What is asked
Drop the pictures, then extract the listing word for word.

The records
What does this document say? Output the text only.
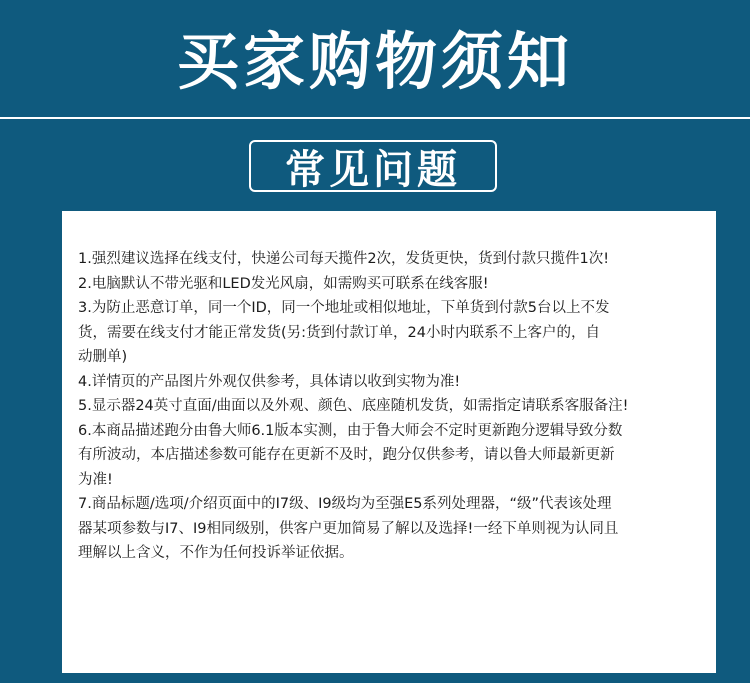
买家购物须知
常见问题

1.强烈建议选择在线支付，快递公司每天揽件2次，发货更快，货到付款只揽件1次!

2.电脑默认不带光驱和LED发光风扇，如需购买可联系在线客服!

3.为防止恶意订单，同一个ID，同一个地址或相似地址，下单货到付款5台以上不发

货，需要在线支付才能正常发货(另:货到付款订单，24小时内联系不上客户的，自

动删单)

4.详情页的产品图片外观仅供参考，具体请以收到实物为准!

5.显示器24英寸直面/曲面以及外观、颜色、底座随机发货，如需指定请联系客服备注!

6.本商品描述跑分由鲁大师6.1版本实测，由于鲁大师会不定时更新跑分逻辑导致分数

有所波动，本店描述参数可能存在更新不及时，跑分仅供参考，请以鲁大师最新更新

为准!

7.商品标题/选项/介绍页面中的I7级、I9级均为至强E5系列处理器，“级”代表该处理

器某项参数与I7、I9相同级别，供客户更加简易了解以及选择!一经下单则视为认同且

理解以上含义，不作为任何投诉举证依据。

Answer below
What does this document say? Output the text only.
买家购物须知
常见问题

1.强烈建议选择在线支付，快递公司每天揽件2次，发货更快，货到付款只揽件1次!

2.电脑默认不带光驱和LED发光风扇，如需购买可联系在线客服!

3.为防止恶意订单，同一个ID，同一个地址或相似地址，下单货到付款5台以上不发

货，需要在线支付才能正常发货(另:货到付款订单，24小时内联系不上客户的，自

动删单)

4.详情页的产品图片外观仅供参考，具体请以收到实物为准!

5.显示器24英寸直面/曲面以及外观、颜色、底座随机发货，如需指定请联系客服备注!

6.本商品描述跑分由鲁大师6.1版本实测，由于鲁大师会不定时更新跑分逻辑导致分数

有所波动，本店描述参数可能存在更新不及时，跑分仅供参考，请以鲁大师最新更新

为准!

7.商品标题/选项/介绍页面中的I7级、I9级均为至强E5系列处理器，“级”代表该处理

器某项参数与I7、I9相同级别，供客户更加简易了解以及选择!一经下单则视为认同且

理解以上含义，不作为任何投诉举证依据。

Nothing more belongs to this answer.